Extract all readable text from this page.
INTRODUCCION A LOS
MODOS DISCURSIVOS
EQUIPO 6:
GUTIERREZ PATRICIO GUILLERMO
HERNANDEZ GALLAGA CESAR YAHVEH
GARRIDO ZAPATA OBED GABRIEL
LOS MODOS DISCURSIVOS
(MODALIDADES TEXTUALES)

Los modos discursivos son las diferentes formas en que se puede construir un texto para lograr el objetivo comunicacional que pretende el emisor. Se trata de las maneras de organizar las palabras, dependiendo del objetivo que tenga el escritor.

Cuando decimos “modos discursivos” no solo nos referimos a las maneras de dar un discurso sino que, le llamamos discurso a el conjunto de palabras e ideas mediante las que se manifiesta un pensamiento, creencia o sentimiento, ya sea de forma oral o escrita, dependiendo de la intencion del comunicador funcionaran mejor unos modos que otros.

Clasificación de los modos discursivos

* Problem requirements *
Pick out the lines that have the word "dependiendo". Copy them all.

* Correct response *
Los modos discursivos son las diferentes formas en que se puede construir un texto para lograr el objetivo comunicacional que pretende el emisor. Se trata de las maneras de organizar las palabras, dependiendo del objetivo que tenga el escritor.
Cuando decimos “modos discursivos” no solo nos referimos a las maneras de dar un discurso sino que, le llamamos discurso a el conjunto de palabras e ideas mediante las que se manifiesta un pensamiento, creencia o sentimiento, ya sea de forma oral o escrita, dependiendo de la intencion del comunicador funcionaran mejor unos modos que otros.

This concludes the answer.